## [What to work on]
Print the entire passage on the economics of drinking coffee, word for word.

··· Excerpt to read ···

The economics of coffee consumption is quite relevant to the home roasting industry. There is a direct relationship between the quality – perceived or real – of coffee and the amount consumed (people will drink more coffee if it tastes better). Because of perceived quality increases, many consumers have increased their visits to specialty coffee retailers. (The following numbers used are generalizations, but should be pretty close to reality.)
These retailers routinely charge $1.50 for a 12 oz. serving of coffee and $4.00 for an espresso-based drink. Some people will actually drive to the retailer and gladly pay those amounts – daily. This doesn’t even take into consideration the cost of gas, the value of time in transit to the retail location, or the time spent in line at the shop. Assuming five orders per week, that amounts to $7.50 for the coffee drinker and $20 for the espresso-drink consumer. Annual costs for pre-made drinks can begin to approach $400-$1,000.
Some consumers realize the expenses they are incurring from purchasing coffee at retail outlets and move on to making the drinks in their homes. To have coffee close to the quality of specialty retailers, consumers will need to buy beans, and roasted specialty grade coffee is about $12 per pound before any applicable shipping costs. The cost obviously comes down quite a bit relative to the retailer-made drinks.
A pound of coffee is about 450 grams of which you can make approximately 20 servings of coffee (12 oz. each, using 14g of ground coffee for each 8 oz. of water) and 25 double-shots of espresso (using 18g of ground coffee per double). Assuming five servings a week as in the scenario with the retailer-made drinks, that amounts to only $12.00 a month for coffee drinkers and $10 a month for espresso drinkers.

··· Information shown ···

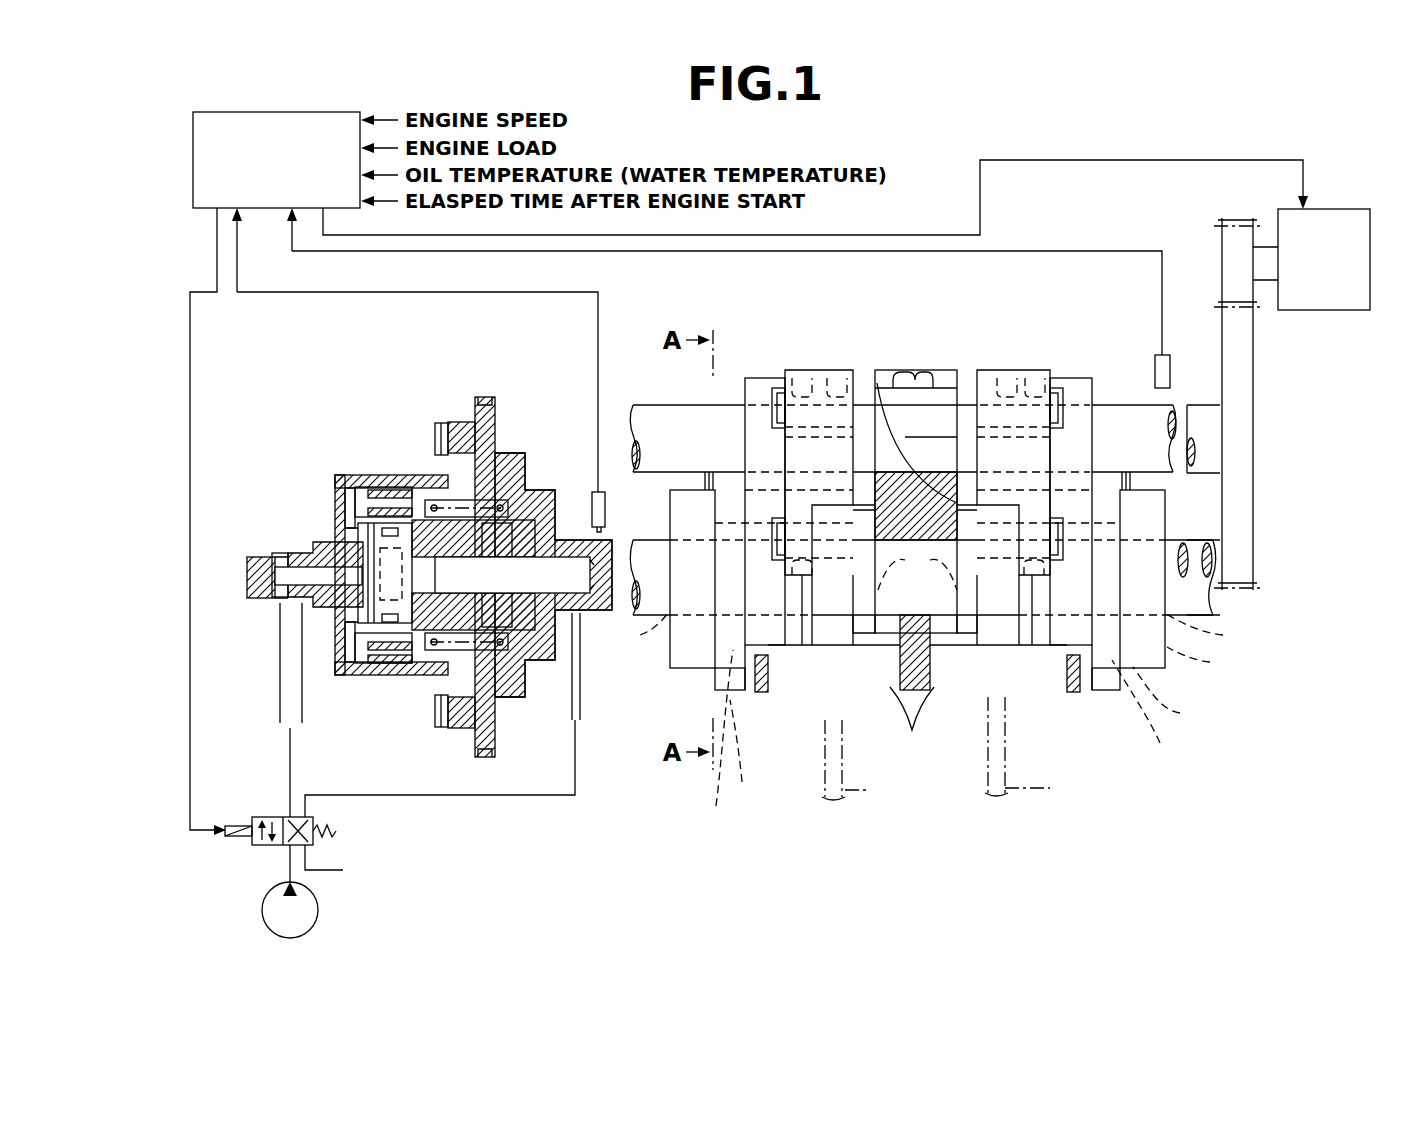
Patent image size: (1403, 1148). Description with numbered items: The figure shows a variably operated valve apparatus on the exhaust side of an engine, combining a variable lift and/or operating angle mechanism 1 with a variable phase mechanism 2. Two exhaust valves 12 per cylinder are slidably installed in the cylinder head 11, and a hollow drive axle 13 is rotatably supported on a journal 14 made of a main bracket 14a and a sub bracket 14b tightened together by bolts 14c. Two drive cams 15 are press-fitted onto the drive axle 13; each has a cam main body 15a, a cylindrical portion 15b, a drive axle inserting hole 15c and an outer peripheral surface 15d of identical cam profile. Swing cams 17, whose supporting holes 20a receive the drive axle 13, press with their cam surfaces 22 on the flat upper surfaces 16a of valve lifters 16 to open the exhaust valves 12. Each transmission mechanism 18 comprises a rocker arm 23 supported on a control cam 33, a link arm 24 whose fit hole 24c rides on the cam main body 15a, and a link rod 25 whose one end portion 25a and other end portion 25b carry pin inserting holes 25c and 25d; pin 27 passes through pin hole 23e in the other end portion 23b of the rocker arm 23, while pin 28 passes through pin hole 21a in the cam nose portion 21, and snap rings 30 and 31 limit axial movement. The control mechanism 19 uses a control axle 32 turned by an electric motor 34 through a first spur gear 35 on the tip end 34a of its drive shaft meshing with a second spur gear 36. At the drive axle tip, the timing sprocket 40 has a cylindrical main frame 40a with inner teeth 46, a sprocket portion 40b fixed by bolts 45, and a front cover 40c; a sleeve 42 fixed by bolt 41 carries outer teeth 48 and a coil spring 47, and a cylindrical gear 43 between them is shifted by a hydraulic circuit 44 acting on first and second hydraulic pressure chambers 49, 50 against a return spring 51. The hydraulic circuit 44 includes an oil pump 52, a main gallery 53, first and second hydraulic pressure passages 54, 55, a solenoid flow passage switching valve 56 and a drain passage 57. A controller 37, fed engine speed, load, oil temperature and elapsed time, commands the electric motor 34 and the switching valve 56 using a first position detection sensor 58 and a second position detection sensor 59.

The variable lift and/or operating angle mechanism 1 is at (1096, 772).
The variable phase mechanism 2 is at (414, 625).
The cylinder head 11 is at (758, 693).
The exhaust valve 12 is at (868, 790).
The drive axle 13 is at (603, 525).
The journal 14 is at (939, 362).
The main bracket 14a is at (933, 450).
The sub bracket 14b is at (880, 390).
The bolt 14c is at (918, 372).
The drive cam 15 is at (660, 672).
The cam main body 15a is at (968, 741).
The cylindrical portion 15b is at (667, 645).
The drive axle inserting hole 15c is at (929, 630).
The outer peripheral surface 15d is at (951, 735).
The valve lifter 16 is at (923, 650).
The flat upper surface 16a is at (745, 608).
The swing cam 17 is at (864, 643).
The transmission mechanism 18 is at (814, 362).
The control mechanism 19 is at (680, 392).
The supporting hole 20a is at (803, 610).
The cam nose portion 21 is at (838, 585).
The pin hole 21a is at (917, 571).
The cam surface 22 is at (856, 635).
The rocker arm 23 is at (810, 370).
The other end portion 23b is at (838, 372).
The pin hole 23e is at (832, 372).
The link arm 24 is at (715, 675).
The fit hole 24c is at (717, 668).
The link rod 25 is at (785, 450).
The one end portion 25a is at (787, 372).
The other end portion 25b is at (806, 590).
The pin inserting hole 25c is at (793, 377).
The pin inserting hole 25d is at (800, 573).
The pin 27 is at (776, 395).
The pin 28 is at (772, 528).
The snap ring 30 is at (772, 412).
The snap ring 31 is at (772, 548).
The control axle 32 is at (647, 413).
The control cam 33 is at (845, 455).
The electric motor 34 is at (1322, 209).
The tip end of drive shaft 34a is at (1262, 275).
The first spur gear 35 is at (1222, 233).
The second spur gear 36 is at (1255, 443).
The controller 37 is at (193, 158).
The timing sprocket 40 is at (421, 460).
The cylindrical main frame 40a is at (385, 485).
The sprocket portion 40b is at (518, 457).
The front cover 40c is at (332, 478).
The bolt 41 is at (358, 623).
The sleeve 42 is at (418, 627).
The cylindrical gear 43 is at (372, 653).
The hydraulic circuit 44 is at (546, 808).
The bolt 45 is at (438, 423).
The inner teeth 46 is at (365, 490).
The coil spring 47 is at (342, 533).
The outer teeth 48 is at (360, 650).
The first hydraulic pressure chamber 49 is at (343, 494).
The second hydraulic pressure chamber 50 is at (492, 660).
The return spring 51 is at (432, 653).
The oil pump 52 is at (318, 910).
The main gallery 53 is at (288, 873).
The first hydraulic pressure passage 54 is at (290, 745).
The second hydraulic pressure passage 55 is at (445, 796).
The flow passage switching valve 56 is at (262, 817).
The drain passage 57 is at (315, 858).
The first position detection sensor 58 is at (1166, 363).
The second position detection sensor 59 is at (592, 505).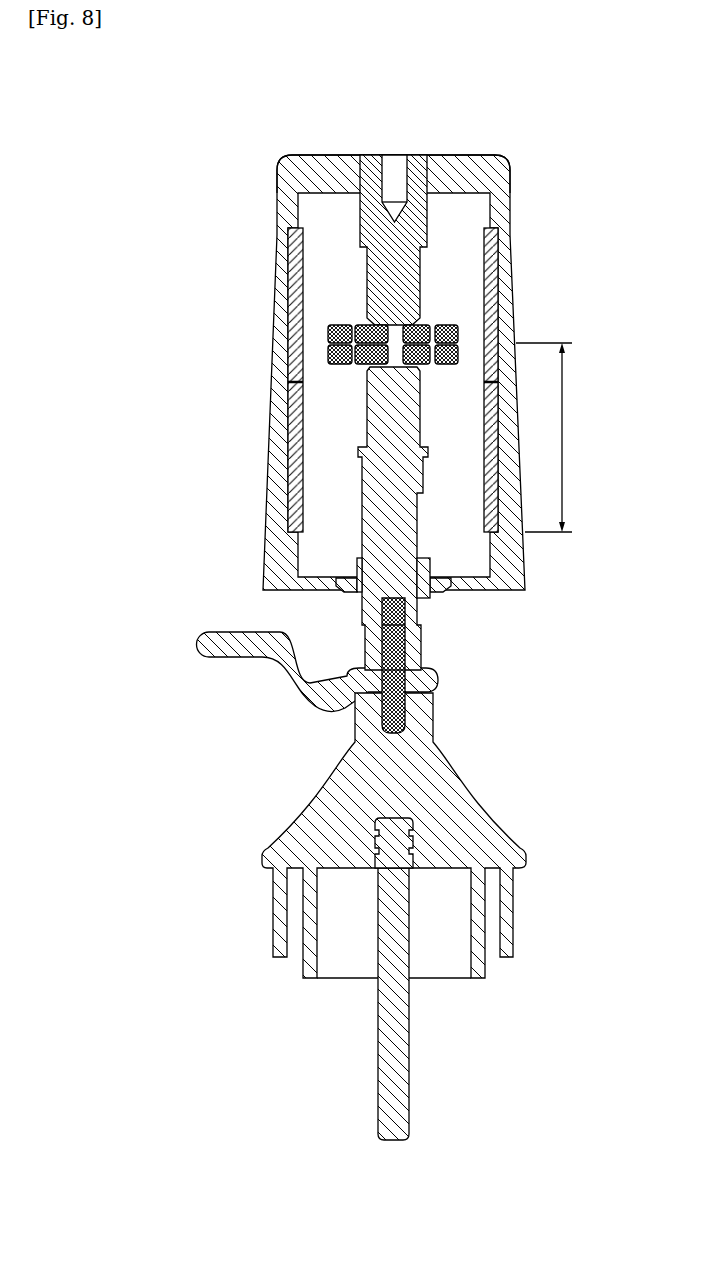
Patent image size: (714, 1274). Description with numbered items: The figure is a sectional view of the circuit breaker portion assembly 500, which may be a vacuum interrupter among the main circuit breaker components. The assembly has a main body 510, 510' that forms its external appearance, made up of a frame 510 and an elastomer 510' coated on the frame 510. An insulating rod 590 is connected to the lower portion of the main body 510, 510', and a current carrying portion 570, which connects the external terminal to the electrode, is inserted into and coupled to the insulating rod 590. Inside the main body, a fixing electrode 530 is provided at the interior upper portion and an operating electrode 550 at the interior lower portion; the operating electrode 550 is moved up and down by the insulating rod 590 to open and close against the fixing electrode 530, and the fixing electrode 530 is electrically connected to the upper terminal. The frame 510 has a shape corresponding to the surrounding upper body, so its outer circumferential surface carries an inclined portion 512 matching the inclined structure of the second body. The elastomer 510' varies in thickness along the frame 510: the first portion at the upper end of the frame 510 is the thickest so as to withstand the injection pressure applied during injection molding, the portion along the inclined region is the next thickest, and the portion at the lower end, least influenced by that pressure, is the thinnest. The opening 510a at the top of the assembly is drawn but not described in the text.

The circuit breaker portion assembly 500 is at (243, 100).
The frame 510 is at (428, 373).
The elastomer 510' is at (436, 163).
The screw hole 510a is at (394, 166).
The inclined portion 512 is at (563, 437).
The fixing electrode 530 is at (390, 272).
The operating electrode 550 is at (385, 475).
The current carrying portion 570 is at (198, 642).
The insulating rod 590 is at (250, 860).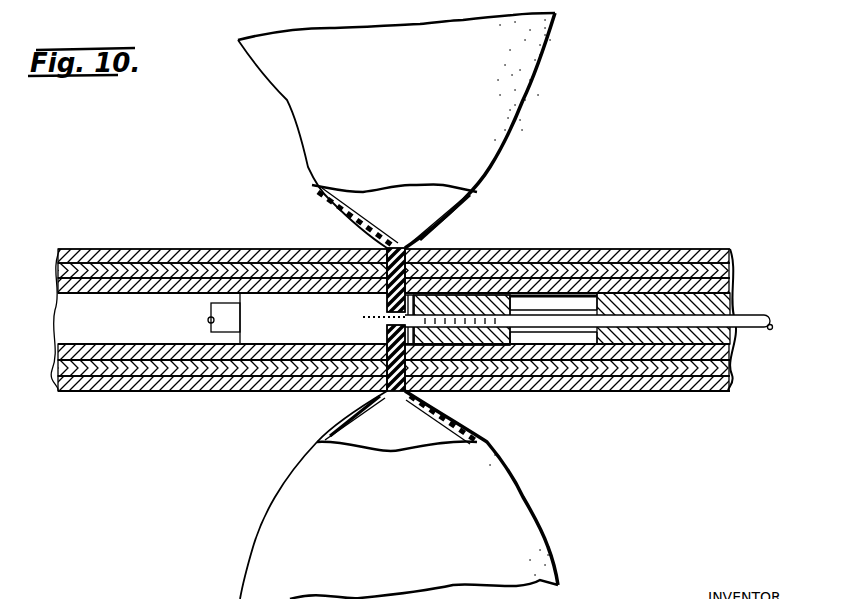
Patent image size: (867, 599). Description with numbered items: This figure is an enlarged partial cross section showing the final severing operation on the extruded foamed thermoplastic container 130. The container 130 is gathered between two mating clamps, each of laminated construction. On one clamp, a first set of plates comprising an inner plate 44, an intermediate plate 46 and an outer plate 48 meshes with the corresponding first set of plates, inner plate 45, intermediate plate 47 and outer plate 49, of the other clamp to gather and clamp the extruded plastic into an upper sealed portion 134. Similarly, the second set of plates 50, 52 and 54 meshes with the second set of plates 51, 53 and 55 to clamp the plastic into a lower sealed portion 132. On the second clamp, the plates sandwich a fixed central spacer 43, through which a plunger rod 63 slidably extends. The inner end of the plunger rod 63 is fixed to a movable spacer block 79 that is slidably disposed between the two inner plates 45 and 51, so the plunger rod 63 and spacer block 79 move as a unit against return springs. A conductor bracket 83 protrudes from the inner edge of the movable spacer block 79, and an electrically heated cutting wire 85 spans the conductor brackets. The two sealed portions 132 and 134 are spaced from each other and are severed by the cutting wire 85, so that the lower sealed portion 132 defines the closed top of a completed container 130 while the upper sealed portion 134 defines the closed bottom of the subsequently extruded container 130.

The container 130 is at (354, 97).
The lower sealed portion 132 is at (387, 331).
The upper sealed portion 134 is at (387, 298).
The central spacer 43 is at (720, 306).
The inner plate 44 is at (70, 289).
The inner plate 45 is at (724, 289).
The intermediate plate 46 is at (70, 272).
The intermediate plate 47 is at (724, 272).
The outer plate 48 is at (80, 254).
The outer plate 49 is at (730, 254).
The inner plate 50 is at (62, 352).
The inner plate 51 is at (722, 352).
The intermediate plate 52 is at (65, 372).
The intermediate plate 53 is at (724, 372).
The outer plate 54 is at (72, 382).
The outer plate 55 is at (715, 383).
The plunger rod 63 is at (770, 322).
The movable spacer block 79 is at (457, 342).
The conductor bracket 83 is at (216, 329).
The cutting wire 85 is at (208, 320).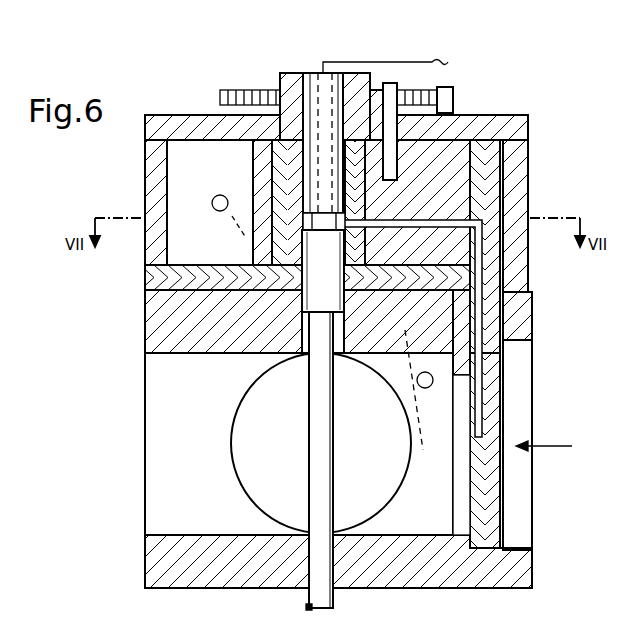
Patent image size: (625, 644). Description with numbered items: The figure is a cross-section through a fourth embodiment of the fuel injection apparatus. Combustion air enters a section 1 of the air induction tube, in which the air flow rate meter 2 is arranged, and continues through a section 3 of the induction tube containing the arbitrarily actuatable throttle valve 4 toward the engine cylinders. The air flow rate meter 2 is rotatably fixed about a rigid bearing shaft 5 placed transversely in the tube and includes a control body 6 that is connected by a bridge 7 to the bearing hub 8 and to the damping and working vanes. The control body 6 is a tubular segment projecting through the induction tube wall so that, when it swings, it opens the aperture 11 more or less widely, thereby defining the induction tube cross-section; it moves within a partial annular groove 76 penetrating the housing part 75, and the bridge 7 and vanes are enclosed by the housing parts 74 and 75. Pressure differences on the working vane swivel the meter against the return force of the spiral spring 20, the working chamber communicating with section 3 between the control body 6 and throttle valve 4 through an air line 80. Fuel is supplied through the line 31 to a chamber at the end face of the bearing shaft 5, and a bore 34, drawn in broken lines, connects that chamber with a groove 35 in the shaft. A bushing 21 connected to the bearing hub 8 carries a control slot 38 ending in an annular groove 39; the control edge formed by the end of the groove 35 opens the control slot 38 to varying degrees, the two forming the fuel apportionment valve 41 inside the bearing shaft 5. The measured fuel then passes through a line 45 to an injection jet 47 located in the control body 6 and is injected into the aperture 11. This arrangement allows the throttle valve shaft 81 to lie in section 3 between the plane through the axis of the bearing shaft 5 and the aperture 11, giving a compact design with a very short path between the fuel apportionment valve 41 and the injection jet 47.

The section of the air induction tube 1 is at (512, 568).
The air flow rate meter 2 is at (527, 116).
The section of the air induction tube 3 is at (452, 577).
The throttle valve 4 is at (250, 478).
The bearing shaft 5 is at (313, 88).
The control body 6 is at (488, 172).
The bridge 7 is at (455, 160).
The bearing hub 8 is at (268, 238).
The aperture 11 is at (468, 517).
The spiral spring 20 is at (440, 92).
The bushing 21 is at (297, 263).
The line 31 is at (397, 63).
The bore 34 is at (336, 88).
The groove 35 is at (262, 190).
The control slot 38 is at (323, 271).
The annular groove 39 is at (260, 210).
The fuel apportionment valve 41 is at (337, 213).
The line 45 is at (490, 284).
The injection jet 47 is at (468, 462).
The housing part 74 is at (522, 136).
The housing part 75 is at (172, 278).
The partial annular groove 76 is at (512, 332).
The air line 80 is at (424, 402).
The throttle valve shaft 81 is at (318, 570).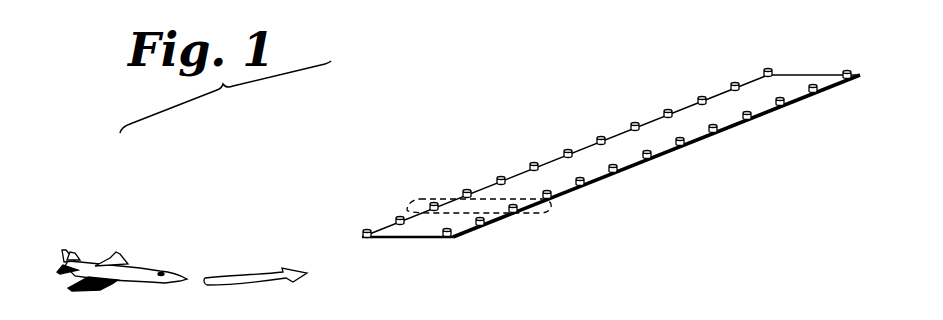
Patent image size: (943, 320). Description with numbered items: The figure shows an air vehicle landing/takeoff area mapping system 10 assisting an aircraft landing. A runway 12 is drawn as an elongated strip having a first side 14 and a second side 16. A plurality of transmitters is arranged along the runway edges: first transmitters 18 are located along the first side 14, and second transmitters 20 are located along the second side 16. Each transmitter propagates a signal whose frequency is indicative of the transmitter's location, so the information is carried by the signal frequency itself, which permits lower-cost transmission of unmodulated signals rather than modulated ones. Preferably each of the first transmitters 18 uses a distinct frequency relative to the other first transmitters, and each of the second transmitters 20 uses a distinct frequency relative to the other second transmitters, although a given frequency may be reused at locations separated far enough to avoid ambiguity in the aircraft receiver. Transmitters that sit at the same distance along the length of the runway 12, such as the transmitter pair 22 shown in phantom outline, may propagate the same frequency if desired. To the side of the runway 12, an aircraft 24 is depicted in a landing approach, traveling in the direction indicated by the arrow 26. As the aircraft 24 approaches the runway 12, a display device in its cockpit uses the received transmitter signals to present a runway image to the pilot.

The air vehicle landing/takeoff area mapping system 10 is at (370, 127).
The runway 12 is at (390, 238).
The first side 14 is at (737, 127).
The second side 16 is at (683, 108).
The first transmitters 18 is at (782, 107).
The second transmitters 20 is at (735, 82).
The transmitter pair 22 is at (525, 213).
The aircraft 24 is at (133, 260).
The arrow 26 is at (262, 275).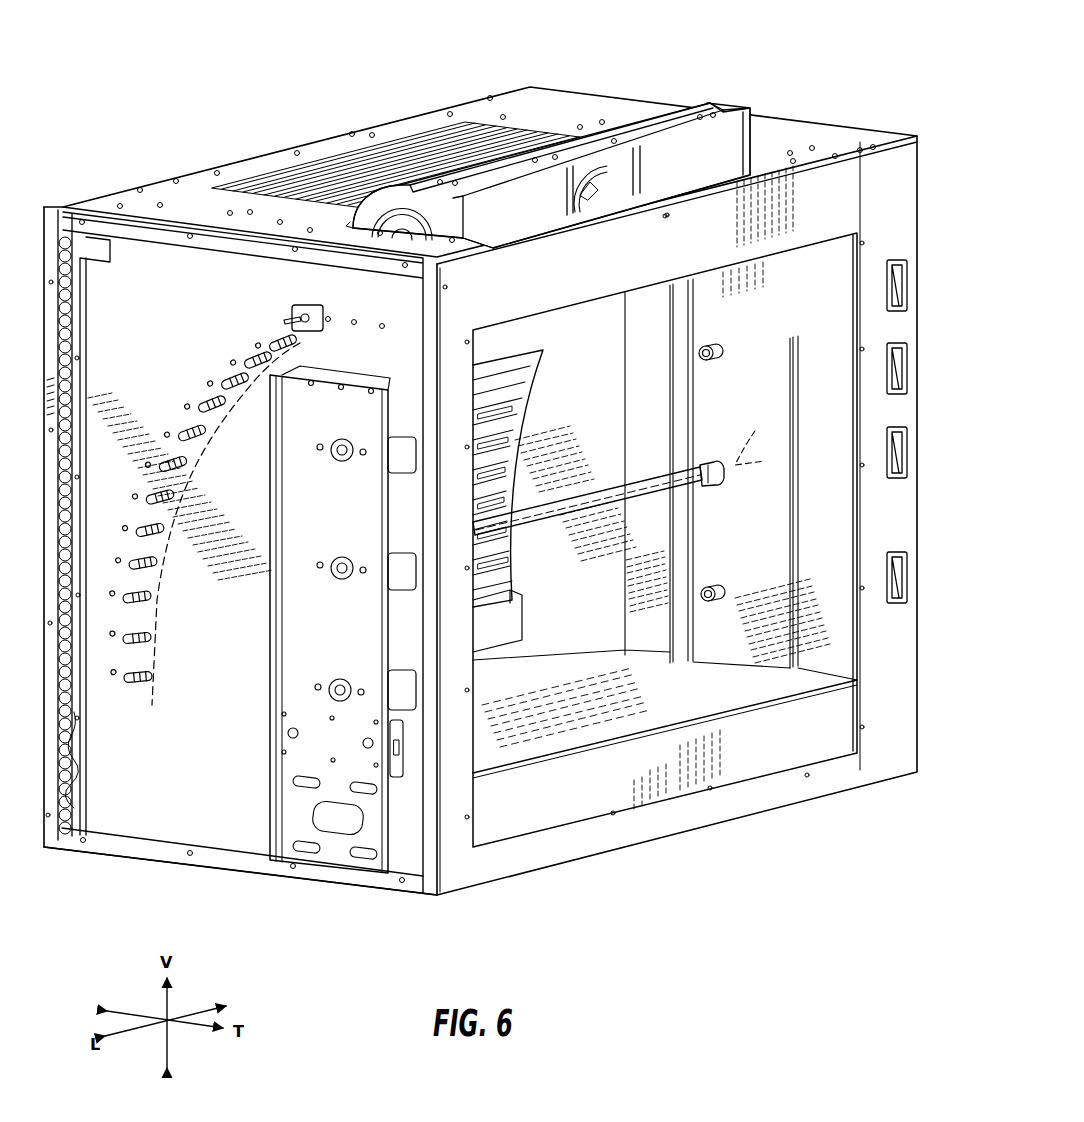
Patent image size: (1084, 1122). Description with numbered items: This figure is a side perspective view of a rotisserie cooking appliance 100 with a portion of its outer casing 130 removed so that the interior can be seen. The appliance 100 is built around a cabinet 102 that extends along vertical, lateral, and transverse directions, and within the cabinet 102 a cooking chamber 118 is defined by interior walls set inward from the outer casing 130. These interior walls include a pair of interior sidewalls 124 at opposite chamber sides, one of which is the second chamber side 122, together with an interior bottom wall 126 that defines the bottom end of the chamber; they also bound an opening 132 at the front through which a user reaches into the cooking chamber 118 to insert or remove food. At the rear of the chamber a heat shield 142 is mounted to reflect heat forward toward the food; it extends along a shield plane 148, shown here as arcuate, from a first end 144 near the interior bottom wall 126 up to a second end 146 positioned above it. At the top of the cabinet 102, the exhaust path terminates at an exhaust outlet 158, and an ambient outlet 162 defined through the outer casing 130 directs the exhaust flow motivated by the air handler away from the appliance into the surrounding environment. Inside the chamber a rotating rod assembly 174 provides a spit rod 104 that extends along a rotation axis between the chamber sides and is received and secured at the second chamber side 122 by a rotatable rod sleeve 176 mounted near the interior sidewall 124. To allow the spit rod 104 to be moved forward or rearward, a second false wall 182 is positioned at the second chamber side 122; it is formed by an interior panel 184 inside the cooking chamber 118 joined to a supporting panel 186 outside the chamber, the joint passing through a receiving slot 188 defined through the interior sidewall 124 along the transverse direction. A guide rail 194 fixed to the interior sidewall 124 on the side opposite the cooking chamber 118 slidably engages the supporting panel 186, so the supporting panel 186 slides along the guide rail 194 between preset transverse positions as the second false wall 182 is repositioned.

···

## [Task result]
The economics of coffee consumption is quite relevant to the home roasting industry. There is a direct relationship between the quality – perceived or real – of coffee and the amount consumed (people will drink more coffee if it tastes better). Because of perceived quality increases, many consumers have increased their visits to specialty coffee retailers. (The following numbers used are generalizations, but should be pretty close to reality.)
These retailers routinely charge $1.50 for a 12 oz. serving of coffee and $4.00 for an espresso-based drink. Some people will actually drive to the retailer and gladly pay those amounts – daily. This doesn’t even take into consideration the cost of gas, the value of time in transit to the retail location, or the time spent in line at the shop. Assuming five orders per week, that amounts to $7.50 for the coffee drinker and $20 for the espresso-drink consumer. Annual costs for pre-made drinks can begin to approach $400-$1,000.
Some consumers realize the expenses they are incurring from purchasing coffee at retail outlets and move on to making the drinks in their homes. To have coffee close to the quality of specialty retailers, consumers will need to buy beans, and roasted specialty grade coffee is about $12 per pound before any applicable shipping costs. The cost obviously comes down quite a bit relative to the retailer-made drinks.
A pound of coffee is about 450 grams of which you can make approximately 20 servings of coffee (12 oz. each, using 14g of ground coffee for each 8 oz. of water) and 25 double-shots of espresso (using 18g of ground coffee per double). Assuming five servings a week as in the scenario with the retailer-made drinks, that amounts to only $12.00 a month for coffee drinkers and $10 a month for espresso drinkers.